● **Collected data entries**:
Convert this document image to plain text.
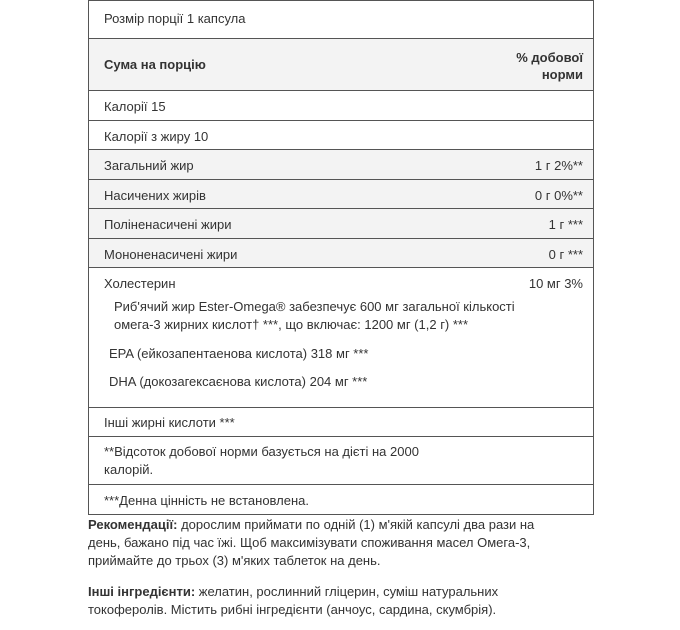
Розмір порції 1 капсула
Сума на порцію	% добової
норми
Калорії 15
Калорії з жиру 10
Загальний жир	1 г 2%**
Насичених жирів	0 г 0%**
Поліненасичені жири	1 г ***
Мононенасичені жири	0 г ***
Холестерин	10 мг 3%
Риб'ячий жир Ester-Omega® забезпечує 600 мг загальної кількості
омега-3 жирних кислот† ***, що включає: 1200 мг (1,2 г) ***
EPA (ейкозапентаенова кислота) 318 мг ***
DHA (докозагексаєнова кислота) 204 мг ***
Інші жирні кислоти ***
**Відсоток добової норми базується на дієті на 2000
калорій.
***Денна цінність не встановлена.
Рекомендації: дорослим приймати по одній (1) м'якій капсулі два рази на
день, бажано під час їжі. Щоб максимізувати споживання масел Омега-3,
приймайте до трьох (3) м'яких таблеток на день.
Інші інгредієнти: желатин, рослинний гліцерин, суміш натуральних
токоферолів. Містить рибні інгредієнти (анчоус, сардина, скумбрія).
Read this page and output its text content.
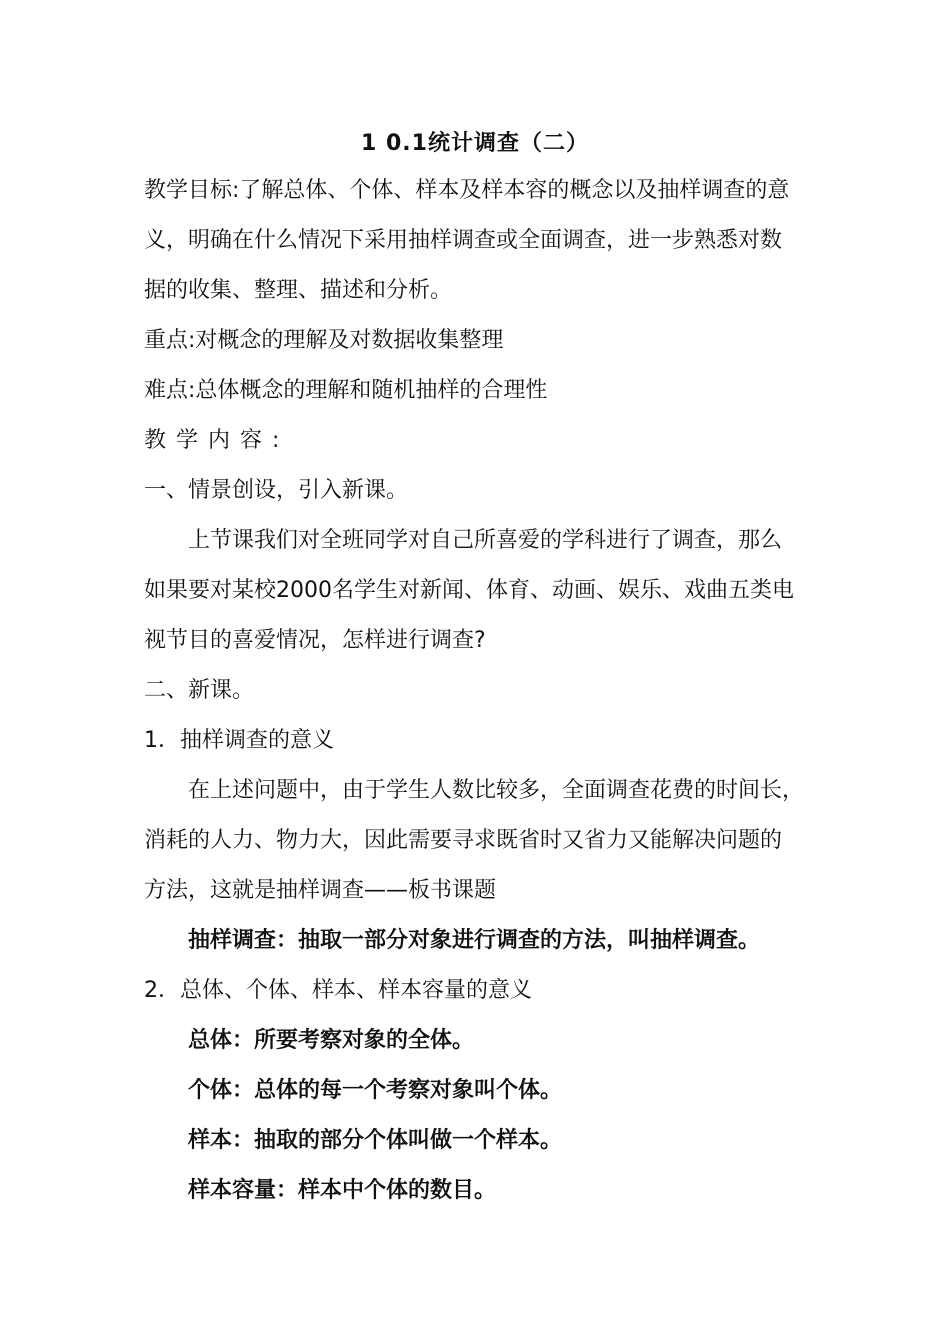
1 0.1统计调查（二）
教学目标:了解总体、个体、样本及样本容的概念以及抽样调查的意
义，明确在什么情况下采用抽样调查或全面调查，进一步熟悉对数
据的收集、整理、描述和分析。
重点:对概念的理解及对数据收集整理
难点:总体概念的理解和随机抽样的合理性
教学内容:
一、情景创设，引入新课。
上节课我们对全班同学对自己所喜爱的学科进行了调查，那么
如果要对某校2000名学生对新闻、体育、动画、娱乐、戏曲五类电
视节目的喜爱情况，怎样进行调查?
二、新课。
1．抽样调查的意义
在上述问题中，由于学生人数比较多，全面调查花费的时间长，
消耗的人力、物力大，因此需要寻求既省时又省力又能解决问题的
方法，这就是抽样调查——板书课题
抽样调查：抽取一部分对象进行调查的方法，叫抽样调查。
2．总体、个体、样本、样本容量的意义
总体：所要考察对象的全体。
个体：总体的每一个考察对象叫个体。
样本：抽取的部分个体叫做一个样本。
样本容量：样本中个体的数目。
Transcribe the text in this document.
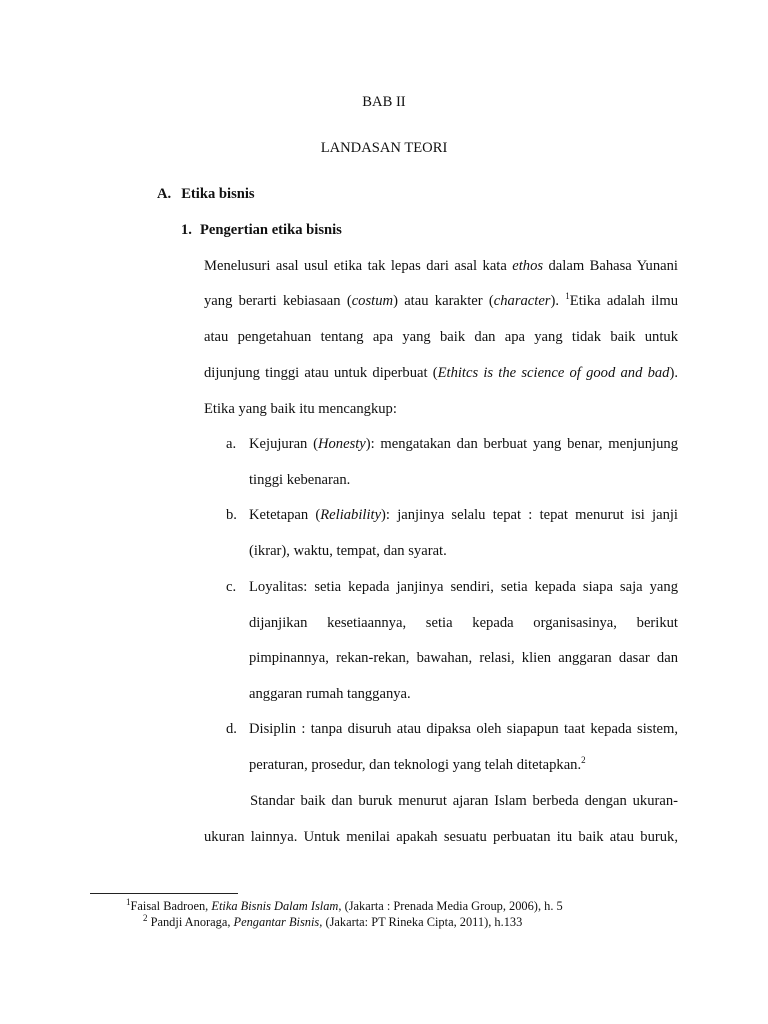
BAB II
LANDASAN TEORI
A. Etika bisnis
1. Pengertian etika bisnis
Menelusuri asal usul etika tak lepas dari asal kata ethos dalam Bahasa Yunani
yang berarti kebiasaan (costum) atau karakter (character). $^1$Etika adalah ilmu
atau pengetahuan tentang apa yang baik dan apa yang tidak baik untuk
dijunjung tinggi atau untuk diperbuat (Ethitcs is the science of good and bad).
Etika yang baik itu mencangkup:
a. Kejujuran (Honesty): mengatakan dan berbuat yang benar, menjunjung
tinggi kebenaran.
b. Ketetapan (Reliability): janjinya selalu tepat : tepat menurut isi janji
(ikrar), waktu, tempat, dan syarat.
c. Loyalitas: setia kepada janjinya sendiri, setia kepada siapa saja yang
dijanjikan kesetiaannya, setia kepada organisasinya, berikut
pimpinannya, rekan-rekan, bawahan, relasi, klien anggaran dasar dan
anggaran rumah tangganya.
d. Disiplin : tanpa disuruh atau dipaksa oleh siapapun taat kepada sistem,
peraturan, prosedur, dan teknologi yang telah ditetapkan.$^2$
Standar baik dan buruk menurut ajaran Islam berbeda dengan ukuran-
ukuran lainnya. Untuk menilai apakah sesuatu perbuatan itu baik atau buruk,
$^1$Faisal Badroen, Etika Bisnis Dalam Islam, (Jakarta : Prenada Media Group, 2006), h. 5
$^2$ Pandji Anoraga, Pengantar Bisnis, (Jakarta: PT Rineka Cipta, 2011), h.133
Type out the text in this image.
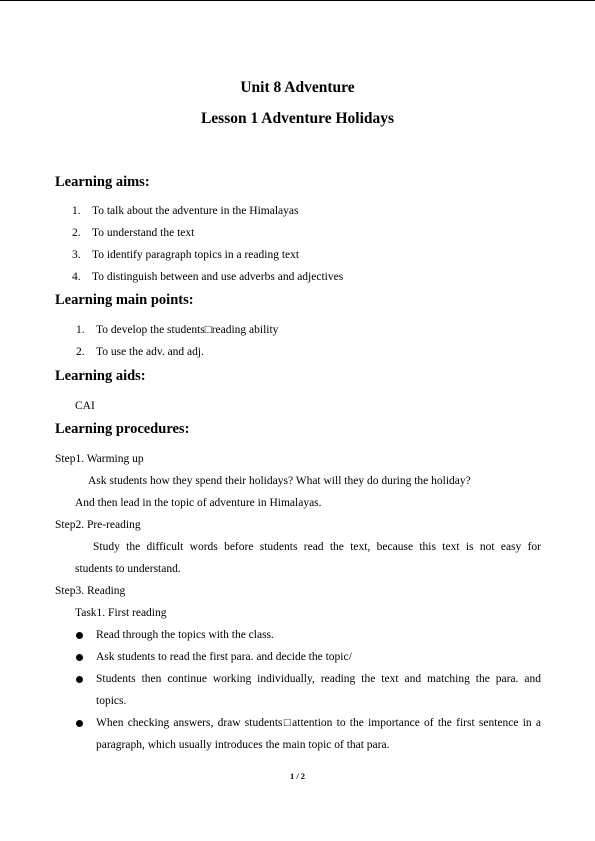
Unit 8 Adventure
Lesson 1 Adventure Holidays
Learning aims:
1. To talk about the adventure in the Himalayas
2. To understand the text
3. To identify paragraph topics in a reading text
4. To distinguish between and use adverbs and adjectives
Learning main points:
1. To develop the students□reading ability
2. To use the adv. and adj.
Learning aids:
CAI
Learning procedures:
Step1. Warming up
Ask students how they spend their holidays? What will they do during the holiday?
And then lead in the topic of adventure in Himalayas.
Step2. Pre-reading
Study the difficult words before students read the text, because this text is not easy for
students to understand.
Step3. Reading
Task1. First reading
Read through the topics with the class.
Ask students to read the first para. and decide the topic/
Students then continue working individually, reading the text and matching the para. and
topics.
When checking answers, draw students□attention to the importance of the first sentence in a
paragraph, which usually introduces the main topic of that para.
1 / 2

● **Exercise requirements**: Give the number of lines in the data that contain "this", with no other words.

● **Answer**: 5